*TASK STATEMENT*. Copy out exactly each line from the line with "Give me the" through the last line of the material below.

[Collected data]
>> START
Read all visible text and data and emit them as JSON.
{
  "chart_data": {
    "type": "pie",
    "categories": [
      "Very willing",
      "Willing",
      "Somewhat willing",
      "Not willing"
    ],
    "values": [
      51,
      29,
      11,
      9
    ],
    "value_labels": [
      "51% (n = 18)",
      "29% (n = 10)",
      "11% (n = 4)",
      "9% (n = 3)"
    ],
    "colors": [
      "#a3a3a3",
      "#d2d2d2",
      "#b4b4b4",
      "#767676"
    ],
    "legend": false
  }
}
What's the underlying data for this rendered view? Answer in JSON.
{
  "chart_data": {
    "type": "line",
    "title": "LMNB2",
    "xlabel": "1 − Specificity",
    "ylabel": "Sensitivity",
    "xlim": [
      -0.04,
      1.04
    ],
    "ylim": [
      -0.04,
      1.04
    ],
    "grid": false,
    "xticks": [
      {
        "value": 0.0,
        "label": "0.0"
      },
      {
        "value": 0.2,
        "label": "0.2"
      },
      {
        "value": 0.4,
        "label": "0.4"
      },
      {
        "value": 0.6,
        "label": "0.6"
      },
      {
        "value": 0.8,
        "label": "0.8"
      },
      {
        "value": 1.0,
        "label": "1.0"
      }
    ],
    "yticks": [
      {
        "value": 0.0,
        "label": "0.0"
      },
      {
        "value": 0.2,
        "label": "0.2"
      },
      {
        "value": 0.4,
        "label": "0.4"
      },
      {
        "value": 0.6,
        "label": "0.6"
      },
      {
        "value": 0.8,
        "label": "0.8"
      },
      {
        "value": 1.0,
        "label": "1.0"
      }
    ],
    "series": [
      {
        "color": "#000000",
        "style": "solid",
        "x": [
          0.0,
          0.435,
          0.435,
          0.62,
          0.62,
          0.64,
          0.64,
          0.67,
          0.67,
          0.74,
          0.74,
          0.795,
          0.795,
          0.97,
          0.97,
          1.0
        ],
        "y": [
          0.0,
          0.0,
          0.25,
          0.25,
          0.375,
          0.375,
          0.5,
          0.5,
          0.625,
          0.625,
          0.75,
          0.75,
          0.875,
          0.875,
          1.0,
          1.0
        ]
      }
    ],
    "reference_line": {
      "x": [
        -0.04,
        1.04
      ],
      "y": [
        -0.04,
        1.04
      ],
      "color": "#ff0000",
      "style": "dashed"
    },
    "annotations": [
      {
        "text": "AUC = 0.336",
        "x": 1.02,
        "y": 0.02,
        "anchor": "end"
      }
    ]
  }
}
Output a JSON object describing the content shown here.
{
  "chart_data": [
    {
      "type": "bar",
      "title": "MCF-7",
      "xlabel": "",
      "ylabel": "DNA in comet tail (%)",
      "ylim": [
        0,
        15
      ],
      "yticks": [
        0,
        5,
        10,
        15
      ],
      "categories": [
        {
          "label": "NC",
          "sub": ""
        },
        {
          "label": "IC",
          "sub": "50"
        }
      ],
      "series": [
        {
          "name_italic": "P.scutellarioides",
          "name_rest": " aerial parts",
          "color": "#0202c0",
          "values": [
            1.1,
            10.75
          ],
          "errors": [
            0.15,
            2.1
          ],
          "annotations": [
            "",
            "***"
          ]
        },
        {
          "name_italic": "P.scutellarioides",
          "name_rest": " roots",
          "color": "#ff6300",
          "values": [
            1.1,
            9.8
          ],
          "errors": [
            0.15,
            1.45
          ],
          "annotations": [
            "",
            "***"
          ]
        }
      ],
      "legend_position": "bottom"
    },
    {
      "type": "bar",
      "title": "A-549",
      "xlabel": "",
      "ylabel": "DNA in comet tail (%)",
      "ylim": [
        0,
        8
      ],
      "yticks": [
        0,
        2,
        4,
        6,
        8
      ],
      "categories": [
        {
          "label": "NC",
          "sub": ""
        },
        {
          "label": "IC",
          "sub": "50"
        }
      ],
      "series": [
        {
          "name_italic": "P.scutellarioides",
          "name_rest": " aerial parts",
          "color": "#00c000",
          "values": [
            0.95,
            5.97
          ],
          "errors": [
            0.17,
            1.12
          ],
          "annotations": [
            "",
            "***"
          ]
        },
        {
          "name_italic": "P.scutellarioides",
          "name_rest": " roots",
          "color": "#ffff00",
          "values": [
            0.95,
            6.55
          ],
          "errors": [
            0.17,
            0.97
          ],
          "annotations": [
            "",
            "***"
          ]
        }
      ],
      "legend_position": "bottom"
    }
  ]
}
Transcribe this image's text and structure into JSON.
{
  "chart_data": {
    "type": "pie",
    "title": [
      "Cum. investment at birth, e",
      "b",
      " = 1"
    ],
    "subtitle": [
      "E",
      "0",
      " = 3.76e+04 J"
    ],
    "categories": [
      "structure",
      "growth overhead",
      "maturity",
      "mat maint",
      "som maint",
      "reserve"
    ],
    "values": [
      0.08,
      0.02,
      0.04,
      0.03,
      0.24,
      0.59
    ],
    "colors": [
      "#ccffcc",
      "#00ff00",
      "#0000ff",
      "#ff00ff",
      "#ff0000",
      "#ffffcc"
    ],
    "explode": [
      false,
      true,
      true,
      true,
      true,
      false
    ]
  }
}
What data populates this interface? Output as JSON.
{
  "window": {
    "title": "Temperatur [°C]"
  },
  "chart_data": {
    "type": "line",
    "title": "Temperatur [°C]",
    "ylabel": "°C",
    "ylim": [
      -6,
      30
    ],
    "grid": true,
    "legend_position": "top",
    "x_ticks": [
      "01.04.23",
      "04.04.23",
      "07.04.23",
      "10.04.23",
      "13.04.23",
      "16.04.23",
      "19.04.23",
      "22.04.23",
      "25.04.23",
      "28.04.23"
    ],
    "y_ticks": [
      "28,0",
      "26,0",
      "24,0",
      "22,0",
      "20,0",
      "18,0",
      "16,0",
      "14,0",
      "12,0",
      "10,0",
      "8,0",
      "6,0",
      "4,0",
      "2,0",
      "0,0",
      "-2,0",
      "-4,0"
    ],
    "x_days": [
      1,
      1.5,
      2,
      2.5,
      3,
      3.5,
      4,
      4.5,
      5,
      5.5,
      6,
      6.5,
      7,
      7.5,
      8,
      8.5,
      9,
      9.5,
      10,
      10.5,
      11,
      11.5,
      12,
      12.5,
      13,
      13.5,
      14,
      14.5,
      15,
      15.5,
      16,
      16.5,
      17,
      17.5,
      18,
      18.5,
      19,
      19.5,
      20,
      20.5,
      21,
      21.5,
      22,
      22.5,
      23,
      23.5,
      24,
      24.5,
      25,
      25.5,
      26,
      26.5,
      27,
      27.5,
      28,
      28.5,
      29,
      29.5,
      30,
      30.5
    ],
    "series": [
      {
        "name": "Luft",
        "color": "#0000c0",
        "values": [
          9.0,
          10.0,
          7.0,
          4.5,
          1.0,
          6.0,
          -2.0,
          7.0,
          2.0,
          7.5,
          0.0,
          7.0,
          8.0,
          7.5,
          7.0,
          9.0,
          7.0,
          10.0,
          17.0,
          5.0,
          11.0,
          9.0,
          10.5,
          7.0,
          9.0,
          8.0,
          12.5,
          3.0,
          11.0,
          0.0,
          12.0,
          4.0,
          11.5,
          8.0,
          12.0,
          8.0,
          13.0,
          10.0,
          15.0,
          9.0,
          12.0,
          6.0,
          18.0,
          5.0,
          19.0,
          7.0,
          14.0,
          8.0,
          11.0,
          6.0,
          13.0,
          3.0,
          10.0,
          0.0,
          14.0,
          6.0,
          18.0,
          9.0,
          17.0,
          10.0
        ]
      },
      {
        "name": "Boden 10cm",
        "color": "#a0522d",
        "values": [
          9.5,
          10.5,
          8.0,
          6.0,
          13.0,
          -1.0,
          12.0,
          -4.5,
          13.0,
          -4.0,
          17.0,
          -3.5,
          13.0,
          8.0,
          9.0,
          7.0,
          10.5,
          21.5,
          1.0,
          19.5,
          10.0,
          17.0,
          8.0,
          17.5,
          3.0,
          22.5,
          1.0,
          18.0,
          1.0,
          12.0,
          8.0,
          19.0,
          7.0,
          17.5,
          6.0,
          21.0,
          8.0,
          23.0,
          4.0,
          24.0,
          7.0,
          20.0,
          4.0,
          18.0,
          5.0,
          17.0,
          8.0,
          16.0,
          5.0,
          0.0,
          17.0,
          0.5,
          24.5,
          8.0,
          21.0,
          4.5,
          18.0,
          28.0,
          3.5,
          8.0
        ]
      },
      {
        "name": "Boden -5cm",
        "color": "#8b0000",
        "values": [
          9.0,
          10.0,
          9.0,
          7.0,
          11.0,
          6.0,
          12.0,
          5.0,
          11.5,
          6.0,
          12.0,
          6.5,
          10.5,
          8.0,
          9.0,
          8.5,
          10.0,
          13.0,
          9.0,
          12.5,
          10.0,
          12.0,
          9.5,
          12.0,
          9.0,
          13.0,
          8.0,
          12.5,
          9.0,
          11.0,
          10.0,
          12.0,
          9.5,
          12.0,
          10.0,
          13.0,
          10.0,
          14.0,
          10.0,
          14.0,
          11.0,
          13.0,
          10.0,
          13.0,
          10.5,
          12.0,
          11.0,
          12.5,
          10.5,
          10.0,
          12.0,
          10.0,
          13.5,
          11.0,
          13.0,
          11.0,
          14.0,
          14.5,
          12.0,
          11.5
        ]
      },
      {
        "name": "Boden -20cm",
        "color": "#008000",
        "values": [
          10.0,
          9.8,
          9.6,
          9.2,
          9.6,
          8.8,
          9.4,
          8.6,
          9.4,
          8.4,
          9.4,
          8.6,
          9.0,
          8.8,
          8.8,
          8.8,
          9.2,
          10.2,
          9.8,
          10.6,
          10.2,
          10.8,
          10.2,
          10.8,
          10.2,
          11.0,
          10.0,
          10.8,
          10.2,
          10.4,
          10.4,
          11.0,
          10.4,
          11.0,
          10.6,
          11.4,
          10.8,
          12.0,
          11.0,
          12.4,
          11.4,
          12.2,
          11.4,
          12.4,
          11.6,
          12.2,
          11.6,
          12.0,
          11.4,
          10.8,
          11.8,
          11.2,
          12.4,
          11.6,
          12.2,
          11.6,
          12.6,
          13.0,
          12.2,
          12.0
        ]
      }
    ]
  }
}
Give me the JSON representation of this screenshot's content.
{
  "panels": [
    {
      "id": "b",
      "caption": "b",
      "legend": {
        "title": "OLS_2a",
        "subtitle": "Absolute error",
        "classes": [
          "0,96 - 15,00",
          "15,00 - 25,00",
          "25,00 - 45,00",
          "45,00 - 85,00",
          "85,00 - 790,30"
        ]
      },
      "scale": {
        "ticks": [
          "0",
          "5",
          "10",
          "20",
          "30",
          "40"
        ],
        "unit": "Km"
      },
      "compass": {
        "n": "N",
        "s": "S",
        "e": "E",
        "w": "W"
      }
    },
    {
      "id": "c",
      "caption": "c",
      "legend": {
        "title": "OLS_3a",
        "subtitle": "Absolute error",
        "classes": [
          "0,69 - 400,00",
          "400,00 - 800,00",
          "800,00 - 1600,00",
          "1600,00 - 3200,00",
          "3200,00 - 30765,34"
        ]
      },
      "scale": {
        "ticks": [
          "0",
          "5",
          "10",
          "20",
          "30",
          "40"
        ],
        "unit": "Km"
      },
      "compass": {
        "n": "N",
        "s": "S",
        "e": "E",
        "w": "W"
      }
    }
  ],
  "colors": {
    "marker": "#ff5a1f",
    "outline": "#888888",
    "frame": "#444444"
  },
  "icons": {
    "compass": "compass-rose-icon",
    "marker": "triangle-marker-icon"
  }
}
>> END
*OUTPUT FOR THIS EXERCISE*.
Give me the JSON representation of this screenshot's content.
{
  "panels": [
    {
      "id": "b",
      "caption": "b",
      "legend": {
        "title": "OLS_2a",
        "subtitle": "Absolute error",
        "classes": [
          "0,96 - 15,00",
          "15,00 - 25,00",
          "25,00 - 45,00",
          "45,00 - 85,00",
          "85,00 - 790,30"
        ]
      },
      "scale": {
        "ticks": [
          "0",
          "5",
          "10",
          "20",
          "30",
          "40"
        ],
        "unit": "Km"
      },
      "compass": {
        "n": "N",
        "s": "S",
        "e": "E",
        "w": "W"
      }
    },
    {
      "id": "c",
      "caption": "c",
      "legend": {
        "title": "OLS_3a",
        "subtitle": "Absolute error",
        "classes": [
          "0,69 - 400,00",
          "400,00 - 800,00",
          "800,00 - 1600,00",
          "1600,00 - 3200,00",
          "3200,00 - 30765,34"
        ]
      },
      "scale": {
        "ticks": [
          "0",
          "5",
          "10",
          "20",
          "30",
          "40"
        ],
        "unit": "Km"
      },
      "compass": {
        "n": "N",
        "s": "S",
        "e": "E",
        "w": "W"
      }
    }
  ],
  "colors": {
    "marker": "#ff5a1f",
    "outline": "#888888",
    "frame": "#444444"
  },
  "icons": {
    "compass": "compass-rose-icon",
    "marker": "triangle-marker-icon"
  }
}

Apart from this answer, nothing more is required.